**WHAT YOU WILL DO:** Output the data that follows exactly, line for line.

**DATA:**
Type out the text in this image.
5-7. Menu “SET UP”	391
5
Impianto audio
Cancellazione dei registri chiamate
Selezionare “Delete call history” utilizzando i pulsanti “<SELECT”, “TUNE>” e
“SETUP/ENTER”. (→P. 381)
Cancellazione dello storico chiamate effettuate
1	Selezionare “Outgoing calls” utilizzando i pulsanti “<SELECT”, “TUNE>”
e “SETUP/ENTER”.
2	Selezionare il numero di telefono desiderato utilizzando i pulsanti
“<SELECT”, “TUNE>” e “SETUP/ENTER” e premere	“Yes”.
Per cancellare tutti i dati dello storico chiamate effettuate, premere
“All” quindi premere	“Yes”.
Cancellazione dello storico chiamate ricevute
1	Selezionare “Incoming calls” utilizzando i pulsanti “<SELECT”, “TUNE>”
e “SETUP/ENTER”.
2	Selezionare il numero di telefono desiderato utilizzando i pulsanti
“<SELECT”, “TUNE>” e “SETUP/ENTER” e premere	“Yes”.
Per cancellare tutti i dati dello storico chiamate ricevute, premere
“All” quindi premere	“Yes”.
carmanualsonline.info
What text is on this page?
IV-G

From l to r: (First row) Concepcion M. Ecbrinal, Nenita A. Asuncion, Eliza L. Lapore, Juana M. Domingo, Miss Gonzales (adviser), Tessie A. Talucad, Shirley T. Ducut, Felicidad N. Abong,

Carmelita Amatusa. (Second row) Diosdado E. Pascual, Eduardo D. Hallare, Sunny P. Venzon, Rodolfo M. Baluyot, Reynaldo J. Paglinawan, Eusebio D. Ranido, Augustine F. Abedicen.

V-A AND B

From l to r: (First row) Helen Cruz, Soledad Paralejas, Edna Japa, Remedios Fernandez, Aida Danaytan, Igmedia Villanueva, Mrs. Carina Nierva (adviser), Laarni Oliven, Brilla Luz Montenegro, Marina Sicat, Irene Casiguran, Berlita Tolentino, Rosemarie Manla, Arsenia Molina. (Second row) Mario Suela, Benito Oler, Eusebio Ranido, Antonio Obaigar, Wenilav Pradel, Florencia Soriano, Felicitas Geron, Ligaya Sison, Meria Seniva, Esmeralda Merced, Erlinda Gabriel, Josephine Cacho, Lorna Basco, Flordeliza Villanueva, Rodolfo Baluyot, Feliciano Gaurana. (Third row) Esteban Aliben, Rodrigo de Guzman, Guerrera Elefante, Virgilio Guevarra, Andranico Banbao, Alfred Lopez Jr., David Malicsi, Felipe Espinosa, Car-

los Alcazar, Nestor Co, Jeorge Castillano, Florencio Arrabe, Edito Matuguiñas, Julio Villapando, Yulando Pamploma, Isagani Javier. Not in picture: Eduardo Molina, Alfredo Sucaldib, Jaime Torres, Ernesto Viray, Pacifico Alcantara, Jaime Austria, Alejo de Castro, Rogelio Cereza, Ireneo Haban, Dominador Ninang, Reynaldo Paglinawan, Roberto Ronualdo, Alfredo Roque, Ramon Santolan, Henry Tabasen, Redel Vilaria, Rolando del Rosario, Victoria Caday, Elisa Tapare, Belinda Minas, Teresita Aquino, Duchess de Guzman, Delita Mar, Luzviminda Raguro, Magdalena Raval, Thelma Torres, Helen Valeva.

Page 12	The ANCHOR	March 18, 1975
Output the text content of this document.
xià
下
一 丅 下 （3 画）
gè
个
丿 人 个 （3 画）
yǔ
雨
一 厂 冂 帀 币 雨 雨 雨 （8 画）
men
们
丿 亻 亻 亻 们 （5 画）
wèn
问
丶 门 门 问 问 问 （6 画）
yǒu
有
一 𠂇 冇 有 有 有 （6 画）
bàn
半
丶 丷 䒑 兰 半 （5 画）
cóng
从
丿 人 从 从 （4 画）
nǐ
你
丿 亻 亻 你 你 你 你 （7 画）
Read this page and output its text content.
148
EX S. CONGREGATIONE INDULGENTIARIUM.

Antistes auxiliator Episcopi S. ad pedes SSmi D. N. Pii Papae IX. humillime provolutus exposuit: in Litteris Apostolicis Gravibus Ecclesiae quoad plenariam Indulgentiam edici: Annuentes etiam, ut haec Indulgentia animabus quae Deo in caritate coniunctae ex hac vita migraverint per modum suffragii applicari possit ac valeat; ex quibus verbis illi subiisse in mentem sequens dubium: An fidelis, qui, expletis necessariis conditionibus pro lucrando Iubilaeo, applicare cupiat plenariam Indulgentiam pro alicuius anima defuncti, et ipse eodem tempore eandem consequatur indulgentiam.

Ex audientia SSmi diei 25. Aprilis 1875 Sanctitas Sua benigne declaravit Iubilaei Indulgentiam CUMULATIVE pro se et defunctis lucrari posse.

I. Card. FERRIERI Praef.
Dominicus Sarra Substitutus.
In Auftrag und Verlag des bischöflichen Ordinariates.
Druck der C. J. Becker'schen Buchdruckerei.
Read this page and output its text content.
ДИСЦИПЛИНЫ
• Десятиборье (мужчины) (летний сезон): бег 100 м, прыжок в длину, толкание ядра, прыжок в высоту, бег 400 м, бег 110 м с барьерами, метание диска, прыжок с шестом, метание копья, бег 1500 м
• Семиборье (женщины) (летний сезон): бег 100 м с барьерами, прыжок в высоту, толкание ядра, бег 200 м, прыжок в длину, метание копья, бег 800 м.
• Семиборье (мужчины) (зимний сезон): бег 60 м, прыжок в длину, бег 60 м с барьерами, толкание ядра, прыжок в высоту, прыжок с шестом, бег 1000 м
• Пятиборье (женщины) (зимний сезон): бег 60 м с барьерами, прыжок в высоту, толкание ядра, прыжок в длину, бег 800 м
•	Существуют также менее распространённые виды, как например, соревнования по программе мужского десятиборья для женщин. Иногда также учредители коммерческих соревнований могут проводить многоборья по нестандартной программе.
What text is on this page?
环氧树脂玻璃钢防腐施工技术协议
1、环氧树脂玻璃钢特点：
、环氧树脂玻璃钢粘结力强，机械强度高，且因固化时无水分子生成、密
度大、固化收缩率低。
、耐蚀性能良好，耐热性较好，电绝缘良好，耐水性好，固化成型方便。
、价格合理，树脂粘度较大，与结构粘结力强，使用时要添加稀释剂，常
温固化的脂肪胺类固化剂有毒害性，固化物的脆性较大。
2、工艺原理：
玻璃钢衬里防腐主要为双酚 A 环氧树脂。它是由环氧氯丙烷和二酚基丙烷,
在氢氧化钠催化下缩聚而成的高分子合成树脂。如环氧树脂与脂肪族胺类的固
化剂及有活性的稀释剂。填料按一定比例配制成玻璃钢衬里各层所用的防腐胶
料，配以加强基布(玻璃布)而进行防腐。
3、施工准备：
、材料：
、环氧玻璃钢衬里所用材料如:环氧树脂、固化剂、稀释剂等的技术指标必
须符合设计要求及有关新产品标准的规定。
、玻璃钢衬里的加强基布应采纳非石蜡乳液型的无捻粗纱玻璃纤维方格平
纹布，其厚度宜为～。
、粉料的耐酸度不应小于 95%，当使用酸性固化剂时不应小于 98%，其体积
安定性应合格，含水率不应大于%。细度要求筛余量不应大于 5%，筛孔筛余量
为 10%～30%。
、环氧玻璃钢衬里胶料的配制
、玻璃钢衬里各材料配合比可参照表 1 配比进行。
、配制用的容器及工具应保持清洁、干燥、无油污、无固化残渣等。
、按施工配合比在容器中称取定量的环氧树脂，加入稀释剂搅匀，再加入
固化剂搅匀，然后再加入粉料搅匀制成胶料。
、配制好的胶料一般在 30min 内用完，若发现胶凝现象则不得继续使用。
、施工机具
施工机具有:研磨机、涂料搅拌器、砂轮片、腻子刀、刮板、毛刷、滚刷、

**WRITTEN ANSWER:**
Type out the text in this image.
5-7. Menu “SET UP”	391
5
Impianto audio
Cancellazione dei registri chiamate
Selezionare “Delete call history” utilizzando i pulsanti “<SELECT”, “TUNE>” e
“SETUP/ENTER”. (→P. 381)
Cancellazione dello storico chiamate effettuate
1	Selezionare “Outgoing calls” utilizzando i pulsanti “<SELECT”, “TUNE>”
e “SETUP/ENTER”.
2	Selezionare il numero di telefono desiderato utilizzando i pulsanti
“<SELECT”, “TUNE>” e “SETUP/ENTER” e premere	“Yes”.
Per cancellare tutti i dati dello storico chiamate effettuate, premere
“All” quindi premere	“Yes”.
Cancellazione dello storico chiamate ricevute
1	Selezionare “Incoming calls” utilizzando i pulsanti “<SELECT”, “TUNE>”
e “SETUP/ENTER”.
2	Selezionare il numero di telefono desiderato utilizzando i pulsanti
“<SELECT”, “TUNE>” e “SETUP/ENTER” e premere	“Yes”.
Per cancellare tutti i dati dello storico chiamate ricevute, premere
“All” quindi premere	“Yes”.
carmanualsonline.info
What text is on this page?
IV-G

From l to r: (First row) Concepcion M. Ecbrinal, Nenita A. Asuncion, Eliza L. Lapore, Juana M. Domingo, Miss Gonzales (adviser), Tessie A. Talucad, Shirley T. Ducut, Felicidad N. Abong,

Carmelita Amatusa. (Second row) Diosdado E. Pascual, Eduardo D. Hallare, Sunny P. Venzon, Rodolfo M. Baluyot, Reynaldo J. Paglinawan, Eusebio D. Ranido, Augustine F. Abedicen.

V-A AND B

From l to r: (First row) Helen Cruz, Soledad Paralejas, Edna Japa, Remedios Fernandez, Aida Danaytan, Igmedia Villanueva, Mrs. Carina Nierva (adviser), Laarni Oliven, Brilla Luz Montenegro, Marina Sicat, Irene Casiguran, Berlita Tolentino, Rosemarie Manla, Arsenia Molina. (Second row) Mario Suela, Benito Oler, Eusebio Ranido, Antonio Obaigar, Wenilav Pradel, Florencia Soriano, Felicitas Geron, Ligaya Sison, Meria Seniva, Esmeralda Merced, Erlinda Gabriel, Josephine Cacho, Lorna Basco, Flordeliza Villanueva, Rodolfo Baluyot, Feliciano Gaurana. (Third row) Esteban Aliben, Rodrigo de Guzman, Guerrera Elefante, Virgilio Guevarra, Andranico Banbao, Alfred Lopez Jr., David Malicsi, Felipe Espinosa, Car-

los Alcazar, Nestor Co, Jeorge Castillano, Florencio Arrabe, Edito Matuguiñas, Julio Villapando, Yulando Pamploma, Isagani Javier. Not in picture: Eduardo Molina, Alfredo Sucaldib, Jaime Torres, Ernesto Viray, Pacifico Alcantara, Jaime Austria, Alejo de Castro, Rogelio Cereza, Ireneo Haban, Dominador Ninang, Reynaldo Paglinawan, Roberto Ronualdo, Alfredo Roque, Ramon Santolan, Henry Tabasen, Redel Vilaria, Rolando del Rosario, Victoria Caday, Elisa Tapare, Belinda Minas, Teresita Aquino, Duchess de Guzman, Delita Mar, Luzviminda Raguro, Magdalena Raval, Thelma Torres, Helen Valeva.

Page 12	The ANCHOR	March 18, 1975
Output the text content of this document.
xià
下
一 丅 下 （3 画）
gè
个
丿 人 个 （3 画）
yǔ
雨
一 厂 冂 帀 币 雨 雨 雨 （8 画）
men
们
丿 亻 亻 亻 们 （5 画）
wèn
问
丶 门 门 问 问 问 （6 画）
yǒu
有
一 𠂇 冇 有 有 有 （6 画）
bàn
半
丶 丷 䒑 兰 半 （5 画）
cóng
从
丿 人 从 从 （4 画）
nǐ
你
丿 亻 亻 你 你 你 你 （7 画）
Read this page and output its text content.
148
EX S. CONGREGATIONE INDULGENTIARIUM.

Antistes auxiliator Episcopi S. ad pedes SSmi D. N. Pii Papae IX. humillime provolutus exposuit: in Litteris Apostolicis Gravibus Ecclesiae quoad plenariam Indulgentiam edici: Annuentes etiam, ut haec Indulgentia animabus quae Deo in caritate coniunctae ex hac vita migraverint per modum suffragii applicari possit ac valeat; ex quibus verbis illi subiisse in mentem sequens dubium: An fidelis, qui, expletis necessariis conditionibus pro lucrando Iubilaeo, applicare cupiat plenariam Indulgentiam pro alicuius anima defuncti, et ipse eodem tempore eandem consequatur indulgentiam.

Ex audientia SSmi diei 25. Aprilis 1875 Sanctitas Sua benigne declaravit Iubilaei Indulgentiam CUMULATIVE pro se et defunctis lucrari posse.

I. Card. FERRIERI Praef.
Dominicus Sarra Substitutus.
In Auftrag und Verlag des bischöflichen Ordinariates.
Druck der C. J. Becker'schen Buchdruckerei.
Read this page and output its text content.
ДИСЦИПЛИНЫ
• Десятиборье (мужчины) (летний сезон): бег 100 м, прыжок в длину, толкание ядра, прыжок в высоту, бег 400 м, бег 110 м с барьерами, метание диска, прыжок с шестом, метание копья, бег 1500 м
• Семиборье (женщины) (летний сезон): бег 100 м с барьерами, прыжок в высоту, толкание ядра, бег 200 м, прыжок в длину, метание копья, бег 800 м.
• Семиборье (мужчины) (зимний сезон): бег 60 м, прыжок в длину, бег 60 м с барьерами, толкание ядра, прыжок в высоту, прыжок с шестом, бег 1000 м
• Пятиборье (женщины) (зимний сезон): бег 60 м с барьерами, прыжок в высоту, толкание ядра, прыжок в длину, бег 800 м
•	Существуют также менее распространённые виды, как например, соревнования по программе мужского десятиборья для женщин. Иногда также учредители коммерческих соревнований могут проводить многоборья по нестандартной программе.
What text is on this page?
环氧树脂玻璃钢防腐施工技术协议
1、环氧树脂玻璃钢特点：
、环氧树脂玻璃钢粘结力强，机械强度高，且因固化时无水分子生成、密
度大、固化收缩率低。
、耐蚀性能良好，耐热性较好，电绝缘良好，耐水性好，固化成型方便。
、价格合理，树脂粘度较大，与结构粘结力强，使用时要添加稀释剂，常
温固化的脂肪胺类固化剂有毒害性，固化物的脆性较大。
2、工艺原理：
玻璃钢衬里防腐主要为双酚 A 环氧树脂。它是由环氧氯丙烷和二酚基丙烷,
在氢氧化钠催化下缩聚而成的高分子合成树脂。如环氧树脂与脂肪族胺类的固
化剂及有活性的稀释剂。填料按一定比例配制成玻璃钢衬里各层所用的防腐胶
料，配以加强基布(玻璃布)而进行防腐。
3、施工准备：
、材料：
、环氧玻璃钢衬里所用材料如:环氧树脂、固化剂、稀释剂等的技术指标必
须符合设计要求及有关新产品标准的规定。
、玻璃钢衬里的加强基布应采纳非石蜡乳液型的无捻粗纱玻璃纤维方格平
纹布，其厚度宜为～。
、粉料的耐酸度不应小于 95%，当使用酸性固化剂时不应小于 98%，其体积
安定性应合格，含水率不应大于%。细度要求筛余量不应大于 5%，筛孔筛余量
为 10%～30%。
、环氧玻璃钢衬里胶料的配制
、玻璃钢衬里各材料配合比可参照表 1 配比进行。
、配制用的容器及工具应保持清洁、干燥、无油污、无固化残渣等。
、按施工配合比在容器中称取定量的环氧树脂，加入稀释剂搅匀，再加入
固化剂搅匀，然后再加入粉料搅匀制成胶料。
、配制好的胶料一般在 30min 内用完，若发现胶凝现象则不得继续使用。
、施工机具
施工机具有:研磨机、涂料搅拌器、砂轮片、腻子刀、刮板、毛刷、滚刷、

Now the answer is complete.